• [Work instructions] Scan the records below for lines with the word "Guinée", then state how many you find and nothing else.
** start **
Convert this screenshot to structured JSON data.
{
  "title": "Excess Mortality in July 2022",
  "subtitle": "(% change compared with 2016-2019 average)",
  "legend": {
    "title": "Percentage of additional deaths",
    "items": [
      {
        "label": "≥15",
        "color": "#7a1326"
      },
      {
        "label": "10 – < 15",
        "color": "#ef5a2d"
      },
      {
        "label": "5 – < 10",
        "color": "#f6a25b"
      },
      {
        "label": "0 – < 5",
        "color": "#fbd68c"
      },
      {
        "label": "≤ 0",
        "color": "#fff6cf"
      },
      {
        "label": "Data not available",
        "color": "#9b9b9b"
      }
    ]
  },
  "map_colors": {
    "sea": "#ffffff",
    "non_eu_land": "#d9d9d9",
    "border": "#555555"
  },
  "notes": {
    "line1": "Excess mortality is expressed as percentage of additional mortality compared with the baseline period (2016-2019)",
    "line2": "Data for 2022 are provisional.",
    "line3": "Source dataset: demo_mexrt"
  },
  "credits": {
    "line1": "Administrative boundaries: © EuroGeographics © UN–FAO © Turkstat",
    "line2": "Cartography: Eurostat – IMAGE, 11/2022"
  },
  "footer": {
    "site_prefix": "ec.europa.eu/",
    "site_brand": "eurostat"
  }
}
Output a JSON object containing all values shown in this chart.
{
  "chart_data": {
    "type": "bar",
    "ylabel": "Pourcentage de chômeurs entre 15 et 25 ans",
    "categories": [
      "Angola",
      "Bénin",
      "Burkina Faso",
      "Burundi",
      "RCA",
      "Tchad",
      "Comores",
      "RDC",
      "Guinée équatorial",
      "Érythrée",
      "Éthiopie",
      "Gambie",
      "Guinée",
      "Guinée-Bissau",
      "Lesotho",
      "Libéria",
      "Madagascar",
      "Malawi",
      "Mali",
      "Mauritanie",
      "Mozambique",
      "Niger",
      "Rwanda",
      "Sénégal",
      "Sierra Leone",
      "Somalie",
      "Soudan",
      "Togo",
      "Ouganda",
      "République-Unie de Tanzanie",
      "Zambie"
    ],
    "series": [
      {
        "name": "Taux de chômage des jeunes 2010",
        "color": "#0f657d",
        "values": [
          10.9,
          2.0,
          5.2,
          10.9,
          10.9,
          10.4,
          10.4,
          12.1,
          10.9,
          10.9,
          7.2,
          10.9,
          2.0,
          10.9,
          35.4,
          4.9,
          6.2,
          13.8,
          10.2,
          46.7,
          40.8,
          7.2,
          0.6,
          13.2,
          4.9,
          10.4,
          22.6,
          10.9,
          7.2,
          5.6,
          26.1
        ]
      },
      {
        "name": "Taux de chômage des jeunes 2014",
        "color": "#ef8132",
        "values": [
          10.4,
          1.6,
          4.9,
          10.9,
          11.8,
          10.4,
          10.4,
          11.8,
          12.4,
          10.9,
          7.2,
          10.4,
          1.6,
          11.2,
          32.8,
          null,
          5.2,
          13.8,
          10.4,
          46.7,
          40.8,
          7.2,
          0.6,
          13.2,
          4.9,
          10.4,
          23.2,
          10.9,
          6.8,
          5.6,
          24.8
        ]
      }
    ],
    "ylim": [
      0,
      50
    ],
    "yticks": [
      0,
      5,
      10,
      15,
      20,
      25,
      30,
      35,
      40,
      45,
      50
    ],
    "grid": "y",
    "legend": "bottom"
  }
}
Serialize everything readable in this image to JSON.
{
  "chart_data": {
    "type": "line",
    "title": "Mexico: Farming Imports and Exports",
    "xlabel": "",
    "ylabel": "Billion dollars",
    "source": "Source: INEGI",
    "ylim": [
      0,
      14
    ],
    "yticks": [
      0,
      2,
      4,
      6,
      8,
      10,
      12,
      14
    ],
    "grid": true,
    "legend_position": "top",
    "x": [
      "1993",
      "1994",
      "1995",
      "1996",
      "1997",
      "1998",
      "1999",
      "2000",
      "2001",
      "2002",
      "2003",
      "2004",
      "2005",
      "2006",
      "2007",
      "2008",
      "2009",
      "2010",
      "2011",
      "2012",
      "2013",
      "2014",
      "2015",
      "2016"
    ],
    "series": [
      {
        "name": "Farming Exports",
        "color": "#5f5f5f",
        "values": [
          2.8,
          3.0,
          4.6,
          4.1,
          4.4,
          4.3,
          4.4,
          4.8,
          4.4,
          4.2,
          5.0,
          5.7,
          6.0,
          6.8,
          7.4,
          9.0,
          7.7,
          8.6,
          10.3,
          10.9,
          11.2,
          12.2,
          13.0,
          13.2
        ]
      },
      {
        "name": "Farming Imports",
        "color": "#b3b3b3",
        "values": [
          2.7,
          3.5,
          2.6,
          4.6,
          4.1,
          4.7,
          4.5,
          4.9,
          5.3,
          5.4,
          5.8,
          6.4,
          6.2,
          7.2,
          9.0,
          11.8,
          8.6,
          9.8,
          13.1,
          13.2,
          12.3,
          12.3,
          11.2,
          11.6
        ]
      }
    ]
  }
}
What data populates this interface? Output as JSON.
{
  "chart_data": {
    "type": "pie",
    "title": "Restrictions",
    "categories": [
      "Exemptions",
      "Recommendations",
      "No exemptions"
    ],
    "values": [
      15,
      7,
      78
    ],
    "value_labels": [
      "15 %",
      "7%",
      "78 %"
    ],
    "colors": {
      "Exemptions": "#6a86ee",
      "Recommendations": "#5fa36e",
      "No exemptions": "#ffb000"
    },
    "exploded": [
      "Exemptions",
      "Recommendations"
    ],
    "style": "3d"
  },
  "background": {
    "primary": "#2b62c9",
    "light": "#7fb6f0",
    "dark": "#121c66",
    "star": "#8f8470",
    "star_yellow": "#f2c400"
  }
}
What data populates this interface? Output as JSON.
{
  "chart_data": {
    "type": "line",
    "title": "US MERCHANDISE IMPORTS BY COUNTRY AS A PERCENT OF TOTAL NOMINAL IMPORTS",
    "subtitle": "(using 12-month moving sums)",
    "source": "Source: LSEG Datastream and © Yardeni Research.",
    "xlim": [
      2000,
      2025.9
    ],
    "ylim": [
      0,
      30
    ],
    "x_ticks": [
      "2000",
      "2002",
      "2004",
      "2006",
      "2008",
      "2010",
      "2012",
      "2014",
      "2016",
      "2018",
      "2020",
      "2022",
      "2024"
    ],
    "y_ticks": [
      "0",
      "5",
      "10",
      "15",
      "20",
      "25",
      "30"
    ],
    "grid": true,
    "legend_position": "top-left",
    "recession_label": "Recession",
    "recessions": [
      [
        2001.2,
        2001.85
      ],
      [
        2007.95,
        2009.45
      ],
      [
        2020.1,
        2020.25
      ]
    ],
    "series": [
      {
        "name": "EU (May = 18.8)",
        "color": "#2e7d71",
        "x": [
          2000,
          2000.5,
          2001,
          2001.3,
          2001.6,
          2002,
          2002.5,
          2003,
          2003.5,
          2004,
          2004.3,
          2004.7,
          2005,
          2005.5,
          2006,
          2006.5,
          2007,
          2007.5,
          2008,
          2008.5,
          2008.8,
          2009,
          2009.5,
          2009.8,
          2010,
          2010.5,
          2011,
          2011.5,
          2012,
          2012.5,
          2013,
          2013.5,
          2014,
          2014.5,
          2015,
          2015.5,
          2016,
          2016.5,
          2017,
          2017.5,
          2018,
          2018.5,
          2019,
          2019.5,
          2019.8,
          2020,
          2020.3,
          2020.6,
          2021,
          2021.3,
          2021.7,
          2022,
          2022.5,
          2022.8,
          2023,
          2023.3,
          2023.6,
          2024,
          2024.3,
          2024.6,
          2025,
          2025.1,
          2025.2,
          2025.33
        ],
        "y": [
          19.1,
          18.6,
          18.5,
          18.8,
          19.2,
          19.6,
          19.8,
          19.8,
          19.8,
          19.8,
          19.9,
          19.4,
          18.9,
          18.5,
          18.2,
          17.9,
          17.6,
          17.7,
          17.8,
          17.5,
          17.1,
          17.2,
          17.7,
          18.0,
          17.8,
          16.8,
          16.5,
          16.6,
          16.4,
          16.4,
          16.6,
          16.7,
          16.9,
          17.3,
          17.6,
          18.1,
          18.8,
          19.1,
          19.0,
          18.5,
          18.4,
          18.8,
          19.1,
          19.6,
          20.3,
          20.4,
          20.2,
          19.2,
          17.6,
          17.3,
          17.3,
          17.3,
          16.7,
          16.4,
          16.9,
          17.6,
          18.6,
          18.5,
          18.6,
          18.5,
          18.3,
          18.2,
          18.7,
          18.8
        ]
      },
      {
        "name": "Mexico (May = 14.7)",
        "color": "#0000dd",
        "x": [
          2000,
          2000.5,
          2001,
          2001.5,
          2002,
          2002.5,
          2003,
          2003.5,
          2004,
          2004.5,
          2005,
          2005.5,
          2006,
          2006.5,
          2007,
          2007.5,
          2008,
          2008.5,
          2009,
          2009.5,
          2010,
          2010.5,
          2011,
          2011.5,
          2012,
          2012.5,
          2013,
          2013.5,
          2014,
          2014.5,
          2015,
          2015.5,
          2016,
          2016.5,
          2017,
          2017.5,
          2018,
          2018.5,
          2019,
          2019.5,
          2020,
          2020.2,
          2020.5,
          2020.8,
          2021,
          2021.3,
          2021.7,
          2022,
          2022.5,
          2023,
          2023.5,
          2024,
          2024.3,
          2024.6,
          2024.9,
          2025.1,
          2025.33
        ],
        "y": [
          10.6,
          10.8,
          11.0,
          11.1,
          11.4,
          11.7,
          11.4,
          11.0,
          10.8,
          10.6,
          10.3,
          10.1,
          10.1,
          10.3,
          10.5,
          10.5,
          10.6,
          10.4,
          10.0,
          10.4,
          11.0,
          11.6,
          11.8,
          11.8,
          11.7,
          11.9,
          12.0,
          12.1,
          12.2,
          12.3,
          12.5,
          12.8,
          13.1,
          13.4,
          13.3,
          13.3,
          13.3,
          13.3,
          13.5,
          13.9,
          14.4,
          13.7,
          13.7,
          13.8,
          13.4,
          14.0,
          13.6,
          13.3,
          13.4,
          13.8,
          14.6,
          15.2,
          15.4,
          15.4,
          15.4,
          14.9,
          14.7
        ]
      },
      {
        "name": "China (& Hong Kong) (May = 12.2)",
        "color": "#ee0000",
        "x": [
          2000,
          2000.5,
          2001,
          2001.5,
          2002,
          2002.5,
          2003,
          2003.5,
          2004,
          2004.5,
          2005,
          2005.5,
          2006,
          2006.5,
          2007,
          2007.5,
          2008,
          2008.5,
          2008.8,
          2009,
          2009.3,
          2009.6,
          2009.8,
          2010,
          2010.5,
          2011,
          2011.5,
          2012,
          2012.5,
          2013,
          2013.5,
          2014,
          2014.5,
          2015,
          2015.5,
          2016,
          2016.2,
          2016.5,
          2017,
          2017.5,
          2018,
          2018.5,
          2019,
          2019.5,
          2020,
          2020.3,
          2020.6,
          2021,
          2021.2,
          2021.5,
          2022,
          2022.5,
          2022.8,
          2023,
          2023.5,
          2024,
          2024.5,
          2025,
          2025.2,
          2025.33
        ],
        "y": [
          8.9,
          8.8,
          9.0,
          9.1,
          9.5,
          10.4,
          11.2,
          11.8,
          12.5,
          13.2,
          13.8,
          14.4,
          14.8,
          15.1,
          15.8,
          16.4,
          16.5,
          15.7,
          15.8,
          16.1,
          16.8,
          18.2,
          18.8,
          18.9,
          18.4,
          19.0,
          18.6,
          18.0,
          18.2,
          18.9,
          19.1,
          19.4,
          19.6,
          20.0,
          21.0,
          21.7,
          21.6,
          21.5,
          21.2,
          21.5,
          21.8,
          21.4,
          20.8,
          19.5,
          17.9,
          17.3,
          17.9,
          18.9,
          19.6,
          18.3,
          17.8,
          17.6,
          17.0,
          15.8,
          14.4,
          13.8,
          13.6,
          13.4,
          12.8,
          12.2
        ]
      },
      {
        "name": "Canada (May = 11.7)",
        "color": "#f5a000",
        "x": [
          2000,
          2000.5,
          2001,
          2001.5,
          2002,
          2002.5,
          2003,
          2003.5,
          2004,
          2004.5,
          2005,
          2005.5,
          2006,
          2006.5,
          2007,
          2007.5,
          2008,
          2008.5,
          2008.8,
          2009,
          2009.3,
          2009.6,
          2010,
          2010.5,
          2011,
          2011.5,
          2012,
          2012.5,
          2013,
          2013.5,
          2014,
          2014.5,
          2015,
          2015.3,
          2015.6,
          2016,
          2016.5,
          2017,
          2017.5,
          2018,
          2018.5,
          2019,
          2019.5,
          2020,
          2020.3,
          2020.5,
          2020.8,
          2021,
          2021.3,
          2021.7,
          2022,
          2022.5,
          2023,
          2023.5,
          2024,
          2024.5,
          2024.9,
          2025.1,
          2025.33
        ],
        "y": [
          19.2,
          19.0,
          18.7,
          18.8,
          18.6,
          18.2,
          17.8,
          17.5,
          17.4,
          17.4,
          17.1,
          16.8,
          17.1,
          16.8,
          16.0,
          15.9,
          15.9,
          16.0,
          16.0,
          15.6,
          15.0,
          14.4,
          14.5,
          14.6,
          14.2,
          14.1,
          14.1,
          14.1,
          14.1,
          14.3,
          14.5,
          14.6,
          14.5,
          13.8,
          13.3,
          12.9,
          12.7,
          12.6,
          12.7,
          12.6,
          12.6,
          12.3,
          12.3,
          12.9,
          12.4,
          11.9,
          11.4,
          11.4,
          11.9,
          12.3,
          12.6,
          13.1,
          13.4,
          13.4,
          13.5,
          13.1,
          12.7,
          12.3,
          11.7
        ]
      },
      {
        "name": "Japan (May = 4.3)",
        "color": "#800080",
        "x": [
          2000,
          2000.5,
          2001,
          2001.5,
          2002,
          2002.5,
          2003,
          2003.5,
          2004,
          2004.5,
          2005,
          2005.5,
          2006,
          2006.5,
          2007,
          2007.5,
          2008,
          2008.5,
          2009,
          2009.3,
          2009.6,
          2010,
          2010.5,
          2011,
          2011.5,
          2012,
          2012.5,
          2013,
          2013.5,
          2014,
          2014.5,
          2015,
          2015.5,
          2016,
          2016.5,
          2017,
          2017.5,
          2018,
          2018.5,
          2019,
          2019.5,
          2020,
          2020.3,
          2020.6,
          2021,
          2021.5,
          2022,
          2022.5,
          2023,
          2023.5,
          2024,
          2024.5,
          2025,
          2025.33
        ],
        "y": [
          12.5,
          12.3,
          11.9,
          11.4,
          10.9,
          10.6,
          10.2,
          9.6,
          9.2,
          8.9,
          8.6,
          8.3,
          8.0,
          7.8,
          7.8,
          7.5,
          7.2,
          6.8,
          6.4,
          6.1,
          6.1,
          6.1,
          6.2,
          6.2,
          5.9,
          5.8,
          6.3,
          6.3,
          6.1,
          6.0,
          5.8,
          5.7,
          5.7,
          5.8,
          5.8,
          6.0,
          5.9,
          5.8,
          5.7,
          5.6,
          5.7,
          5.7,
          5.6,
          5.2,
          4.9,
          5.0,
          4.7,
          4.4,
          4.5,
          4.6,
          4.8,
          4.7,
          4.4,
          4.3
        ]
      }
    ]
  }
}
** end **
• [Output for this task] 3